Identify every line containing the word "label" and reproduce each one.

------ Records supplied

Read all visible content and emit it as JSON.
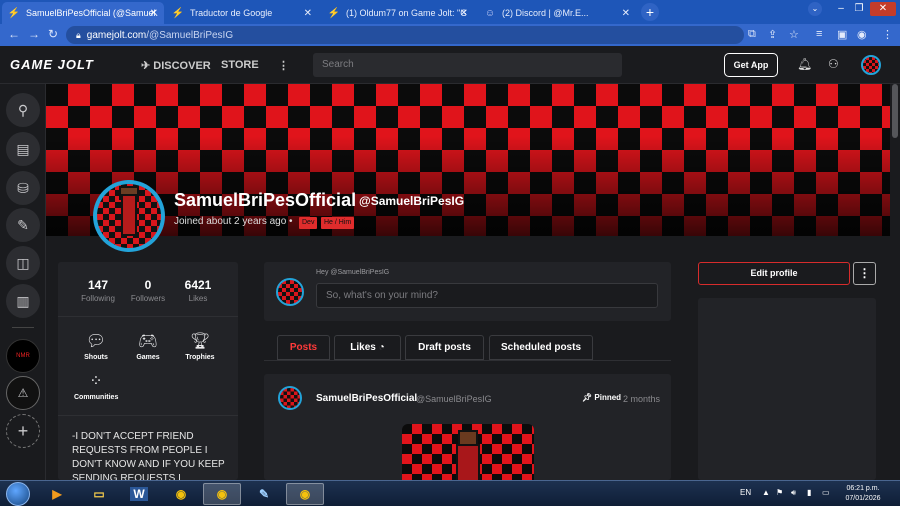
{
  "browser": {
    "tabs": [
      {
        "title": "SamuelBriPesOfficial (@Samuel...",
        "icon": "gamejolt-icon",
        "active": true
      },
      {
        "title": "Traductor de Google",
        "icon": "google-translate-icon",
        "active": false
      },
      {
        "title": "(1) Oldum77 on Game Jolt: \"Gam...",
        "icon": "gamejolt-icon",
        "active": false
      },
      {
        "title": "(2) Discord | @Mr.E...",
        "icon": "discord-icon",
        "active": false
      }
    ],
    "url_host": "gamejolt.com",
    "url_path": "/@SamuelBriPesIG"
  },
  "gj": {
    "logo": "GAME JOLT",
    "discover": "DISCOVER",
    "store": "STORE",
    "search_placeholder": "Search",
    "get_app": "Get App"
  },
  "profile": {
    "name": "SamuelBriPesOfficial",
    "handle": "@SamuelBriPesIG",
    "joined": "Joined about 2 years ago",
    "dot": "•",
    "tags": [
      "Dev",
      "He / Him"
    ],
    "stats": [
      {
        "value": "147",
        "label": "Following"
      },
      {
        "value": "0",
        "label": "Followers"
      },
      {
        "value": "6421",
        "label": "Likes"
      }
    ],
    "quick_links": [
      {
        "label": "Shouts",
        "icon": "shouts-icon"
      },
      {
        "label": "Games",
        "icon": "gamepad-icon"
      },
      {
        "label": "Trophies",
        "icon": "trophy-icon"
      },
      {
        "label": "Communities",
        "icon": "communities-icon"
      }
    ],
    "bio": "-I DON'T ACCEPT FRIEND REQUESTS FROM PEOPLE I DON'T KNOW AND IF YOU KEEP SENDING REQUESTS I"
  },
  "composer": {
    "greeting": "Hey @SamuelBriPesIG",
    "placeholder": "So, what's on your mind?"
  },
  "post_tabs": [
    "Posts",
    "Likes",
    "Draft posts",
    "Scheduled posts"
  ],
  "post": {
    "author": "SamuelBriPesOfficial",
    "handle": "@SamuelBriPesIG",
    "pinned": "Pinned",
    "time": "2 months"
  },
  "sidebar_right": {
    "edit_profile": "Edit profile"
  },
  "taskbar": {
    "lang": "EN",
    "time": "06:21 p.m.",
    "date": "07/01/2026"
  },
  "colors": {
    "accent_red": "#e0141b",
    "avatar_ring": "#23a3d9",
    "chrome_blue": "#1e56b8"
  }
}
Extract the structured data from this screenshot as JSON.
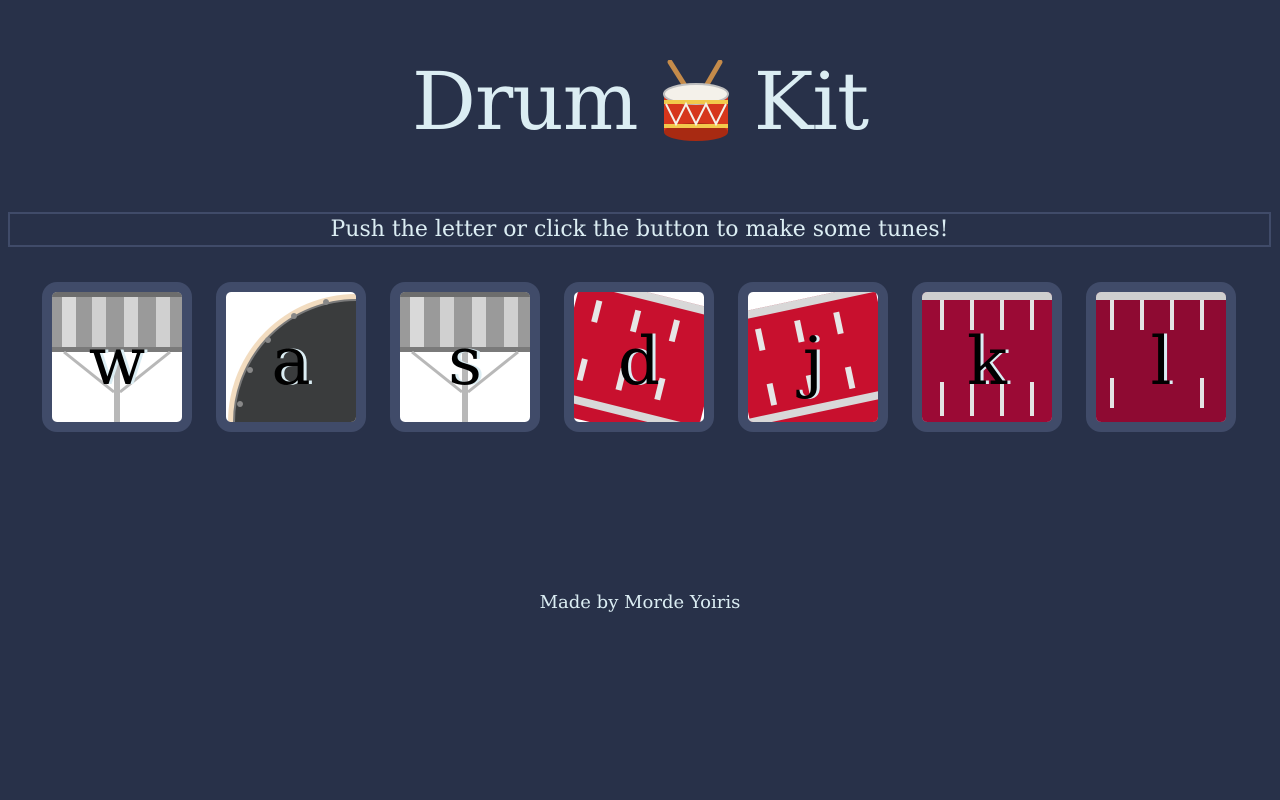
{
  "header": {
    "title_left": "Drum",
    "title_right": "Kit",
    "emoji_icon": "drum-with-drumsticks-icon"
  },
  "instructions": "Push the letter or click the button to make some tunes!",
  "drums": [
    {
      "key": "w",
      "style": "silver-tom",
      "icon": "tom-drum-icon"
    },
    {
      "key": "a",
      "style": "bass-black",
      "icon": "bass-drum-icon"
    },
    {
      "key": "s",
      "style": "silver-tom",
      "icon": "tom-drum-icon"
    },
    {
      "key": "d",
      "style": "red-tilted",
      "icon": "red-drum-icon"
    },
    {
      "key": "j",
      "style": "red-tilted",
      "icon": "red-drum-icon"
    },
    {
      "key": "k",
      "style": "crimson-upright",
      "icon": "crimson-drum-icon"
    },
    {
      "key": "l",
      "style": "crimson-upright",
      "icon": "crimson-drum-icon"
    }
  ],
  "footer": "Made by Morde Yoiris",
  "colors": {
    "background": "#283149",
    "text": "#dbedf3",
    "border": "#404b69",
    "drum_red": "#c8102e",
    "drum_crimson": "#9b0a35",
    "drum_silver": "#a8a8a8"
  }
}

------------

Output of the exercise:
        "label": "Following"
        "label": "Followers"
        "label": "Likes"
        "label": "Shouts",
        "label": "Games",
        "label": "Trophies",
        "label": "Communities",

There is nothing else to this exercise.